— Start Entries supplied —

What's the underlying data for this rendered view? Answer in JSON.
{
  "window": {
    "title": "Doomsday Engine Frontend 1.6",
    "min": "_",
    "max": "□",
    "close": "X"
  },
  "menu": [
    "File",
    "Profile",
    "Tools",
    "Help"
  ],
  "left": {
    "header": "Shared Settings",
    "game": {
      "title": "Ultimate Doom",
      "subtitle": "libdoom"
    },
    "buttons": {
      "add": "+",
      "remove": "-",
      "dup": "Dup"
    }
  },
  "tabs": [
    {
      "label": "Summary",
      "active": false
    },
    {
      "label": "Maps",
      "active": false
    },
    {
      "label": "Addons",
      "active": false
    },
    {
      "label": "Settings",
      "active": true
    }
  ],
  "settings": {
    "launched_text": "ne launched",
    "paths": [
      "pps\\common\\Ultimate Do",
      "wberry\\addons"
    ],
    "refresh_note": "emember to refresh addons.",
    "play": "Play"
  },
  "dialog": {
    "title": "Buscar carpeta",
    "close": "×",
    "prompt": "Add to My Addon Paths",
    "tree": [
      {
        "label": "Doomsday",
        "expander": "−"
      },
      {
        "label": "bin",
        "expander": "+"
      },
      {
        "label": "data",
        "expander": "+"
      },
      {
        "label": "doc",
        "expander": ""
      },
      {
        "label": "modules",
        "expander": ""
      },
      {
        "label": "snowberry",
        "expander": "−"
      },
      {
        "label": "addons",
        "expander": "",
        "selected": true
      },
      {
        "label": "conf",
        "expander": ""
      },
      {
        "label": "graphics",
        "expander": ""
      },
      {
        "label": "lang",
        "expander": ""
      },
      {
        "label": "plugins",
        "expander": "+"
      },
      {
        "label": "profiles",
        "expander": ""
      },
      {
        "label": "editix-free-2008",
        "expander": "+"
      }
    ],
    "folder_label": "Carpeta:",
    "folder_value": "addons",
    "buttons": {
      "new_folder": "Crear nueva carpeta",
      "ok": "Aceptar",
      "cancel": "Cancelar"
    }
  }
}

— End Entries supplied —

● Directions: Scan the entries above for the word "Ultimate" and collect each line holding it.

● The answer:
      "title": "Ultimate Doom",
      "pps\\common\\Ultimate Do",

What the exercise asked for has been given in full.